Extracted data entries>
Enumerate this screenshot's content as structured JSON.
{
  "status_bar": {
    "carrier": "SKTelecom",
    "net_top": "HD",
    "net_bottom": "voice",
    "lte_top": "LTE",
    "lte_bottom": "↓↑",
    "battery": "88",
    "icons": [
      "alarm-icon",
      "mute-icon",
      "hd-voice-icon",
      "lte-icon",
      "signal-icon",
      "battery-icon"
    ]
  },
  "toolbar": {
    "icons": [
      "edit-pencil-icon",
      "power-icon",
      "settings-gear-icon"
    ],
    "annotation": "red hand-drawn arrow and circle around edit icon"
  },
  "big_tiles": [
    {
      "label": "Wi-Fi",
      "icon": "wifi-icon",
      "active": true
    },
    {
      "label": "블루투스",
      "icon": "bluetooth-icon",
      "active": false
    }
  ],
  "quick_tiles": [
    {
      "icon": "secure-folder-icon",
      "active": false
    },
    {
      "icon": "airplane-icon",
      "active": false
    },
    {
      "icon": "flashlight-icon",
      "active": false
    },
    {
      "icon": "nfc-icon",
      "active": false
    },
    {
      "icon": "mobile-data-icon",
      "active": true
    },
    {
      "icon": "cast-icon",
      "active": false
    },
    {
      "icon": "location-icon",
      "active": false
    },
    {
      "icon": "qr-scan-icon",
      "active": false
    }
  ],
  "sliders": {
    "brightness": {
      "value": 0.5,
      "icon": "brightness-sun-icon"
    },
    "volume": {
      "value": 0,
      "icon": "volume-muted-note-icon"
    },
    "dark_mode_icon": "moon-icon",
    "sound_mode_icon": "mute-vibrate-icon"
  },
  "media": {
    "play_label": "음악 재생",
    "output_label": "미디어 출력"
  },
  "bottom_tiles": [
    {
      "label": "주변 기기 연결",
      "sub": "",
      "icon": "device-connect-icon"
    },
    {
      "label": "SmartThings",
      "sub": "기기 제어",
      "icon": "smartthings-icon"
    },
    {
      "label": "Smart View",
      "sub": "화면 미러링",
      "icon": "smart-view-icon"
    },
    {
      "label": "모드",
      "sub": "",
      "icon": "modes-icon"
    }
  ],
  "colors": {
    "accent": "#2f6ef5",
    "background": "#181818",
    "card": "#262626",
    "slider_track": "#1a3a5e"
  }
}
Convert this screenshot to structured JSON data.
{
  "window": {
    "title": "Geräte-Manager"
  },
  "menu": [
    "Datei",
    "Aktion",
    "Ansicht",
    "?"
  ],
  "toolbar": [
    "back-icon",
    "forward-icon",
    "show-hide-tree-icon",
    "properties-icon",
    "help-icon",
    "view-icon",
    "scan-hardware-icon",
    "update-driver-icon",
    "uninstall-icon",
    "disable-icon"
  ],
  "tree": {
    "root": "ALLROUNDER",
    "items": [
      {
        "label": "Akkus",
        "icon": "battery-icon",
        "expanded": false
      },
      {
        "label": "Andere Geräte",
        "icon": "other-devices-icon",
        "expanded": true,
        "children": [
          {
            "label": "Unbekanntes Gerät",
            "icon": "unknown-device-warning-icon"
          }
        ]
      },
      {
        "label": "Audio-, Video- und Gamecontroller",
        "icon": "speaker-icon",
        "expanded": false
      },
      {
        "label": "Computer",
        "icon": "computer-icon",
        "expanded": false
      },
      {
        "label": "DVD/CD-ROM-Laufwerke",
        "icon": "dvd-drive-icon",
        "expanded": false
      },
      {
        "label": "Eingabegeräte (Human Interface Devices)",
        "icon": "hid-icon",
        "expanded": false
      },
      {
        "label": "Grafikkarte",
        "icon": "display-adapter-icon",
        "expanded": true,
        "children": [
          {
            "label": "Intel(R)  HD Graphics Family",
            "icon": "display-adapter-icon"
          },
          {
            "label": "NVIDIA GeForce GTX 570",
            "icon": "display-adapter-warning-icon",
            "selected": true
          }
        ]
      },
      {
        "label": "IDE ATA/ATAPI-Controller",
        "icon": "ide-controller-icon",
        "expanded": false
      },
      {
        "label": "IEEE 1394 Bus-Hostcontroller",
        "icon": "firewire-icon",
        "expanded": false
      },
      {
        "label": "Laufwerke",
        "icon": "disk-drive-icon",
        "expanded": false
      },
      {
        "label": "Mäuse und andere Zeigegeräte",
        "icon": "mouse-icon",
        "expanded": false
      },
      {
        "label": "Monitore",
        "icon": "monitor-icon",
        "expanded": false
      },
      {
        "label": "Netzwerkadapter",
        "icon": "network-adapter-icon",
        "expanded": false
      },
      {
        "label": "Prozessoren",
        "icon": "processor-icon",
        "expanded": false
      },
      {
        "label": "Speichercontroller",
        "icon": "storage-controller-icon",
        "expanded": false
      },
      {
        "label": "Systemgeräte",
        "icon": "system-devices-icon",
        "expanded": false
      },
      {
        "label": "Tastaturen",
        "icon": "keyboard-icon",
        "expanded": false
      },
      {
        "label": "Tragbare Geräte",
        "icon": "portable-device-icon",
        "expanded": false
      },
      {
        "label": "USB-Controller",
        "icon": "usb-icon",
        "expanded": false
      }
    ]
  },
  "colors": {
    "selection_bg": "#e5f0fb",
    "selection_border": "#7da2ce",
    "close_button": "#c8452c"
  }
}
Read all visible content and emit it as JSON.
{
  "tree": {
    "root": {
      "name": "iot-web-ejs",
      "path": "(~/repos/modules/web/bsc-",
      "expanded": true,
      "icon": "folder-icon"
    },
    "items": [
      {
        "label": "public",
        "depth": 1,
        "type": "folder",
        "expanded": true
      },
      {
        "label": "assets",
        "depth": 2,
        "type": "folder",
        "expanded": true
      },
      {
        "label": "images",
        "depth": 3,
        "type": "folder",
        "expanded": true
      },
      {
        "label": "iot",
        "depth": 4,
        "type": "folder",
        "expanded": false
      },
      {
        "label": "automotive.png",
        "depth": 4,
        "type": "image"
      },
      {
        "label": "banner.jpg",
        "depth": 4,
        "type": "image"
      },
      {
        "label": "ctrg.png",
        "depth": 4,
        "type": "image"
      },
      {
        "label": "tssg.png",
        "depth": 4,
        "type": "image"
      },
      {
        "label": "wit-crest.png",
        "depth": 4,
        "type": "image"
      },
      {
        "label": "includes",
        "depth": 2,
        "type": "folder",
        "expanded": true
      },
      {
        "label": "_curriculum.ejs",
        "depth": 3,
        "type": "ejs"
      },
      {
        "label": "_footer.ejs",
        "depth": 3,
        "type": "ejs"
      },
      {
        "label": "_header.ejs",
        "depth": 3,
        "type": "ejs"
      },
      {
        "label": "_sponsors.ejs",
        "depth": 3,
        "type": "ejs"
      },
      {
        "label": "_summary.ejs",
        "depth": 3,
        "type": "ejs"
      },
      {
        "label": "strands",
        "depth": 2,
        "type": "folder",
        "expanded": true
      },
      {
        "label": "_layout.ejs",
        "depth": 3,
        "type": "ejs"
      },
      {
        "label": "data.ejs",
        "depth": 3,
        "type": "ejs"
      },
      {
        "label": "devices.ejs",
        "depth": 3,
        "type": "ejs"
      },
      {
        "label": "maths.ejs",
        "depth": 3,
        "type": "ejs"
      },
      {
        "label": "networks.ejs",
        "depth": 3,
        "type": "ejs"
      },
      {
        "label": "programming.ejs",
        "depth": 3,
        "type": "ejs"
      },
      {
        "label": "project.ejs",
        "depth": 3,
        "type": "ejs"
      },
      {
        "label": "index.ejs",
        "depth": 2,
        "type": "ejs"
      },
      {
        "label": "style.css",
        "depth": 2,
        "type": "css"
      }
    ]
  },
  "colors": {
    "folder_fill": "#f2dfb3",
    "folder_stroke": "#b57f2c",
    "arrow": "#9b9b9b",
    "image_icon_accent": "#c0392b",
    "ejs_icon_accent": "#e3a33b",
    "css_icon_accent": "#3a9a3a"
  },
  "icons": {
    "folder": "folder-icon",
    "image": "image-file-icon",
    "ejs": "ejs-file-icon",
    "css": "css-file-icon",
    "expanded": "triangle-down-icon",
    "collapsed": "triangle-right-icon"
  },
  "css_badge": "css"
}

Requirement>
Using the listing above, state the number of lines that hold "structured", with no other text.

Written answer>
2